AIM ->
Write out the whole listing word for word.
☆ ☆ ☆ ☆
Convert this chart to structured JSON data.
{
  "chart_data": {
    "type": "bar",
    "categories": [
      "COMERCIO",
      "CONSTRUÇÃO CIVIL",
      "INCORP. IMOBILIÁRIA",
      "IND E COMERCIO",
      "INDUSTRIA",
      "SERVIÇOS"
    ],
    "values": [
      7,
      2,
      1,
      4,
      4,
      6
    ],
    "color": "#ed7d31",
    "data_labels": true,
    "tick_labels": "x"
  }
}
☆ ☆ ☆ ☆
SOLVED PROBLEM ->
Convert this chart to structured JSON data.
{
  "chart_data": {
    "type": "bar",
    "categories": [
      "COMERCIO",
      "CONSTRUÇÃO CIVIL",
      "INCORP. IMOBILIÁRIA",
      "IND E COMERCIO",
      "INDUSTRIA",
      "SERVIÇOS"
    ],
    "values": [
      7,
      2,
      1,
      4,
      4,
      6
    ],
    "color": "#ed7d31",
    "data_labels": true,
    "tick_labels": "x"
  }
}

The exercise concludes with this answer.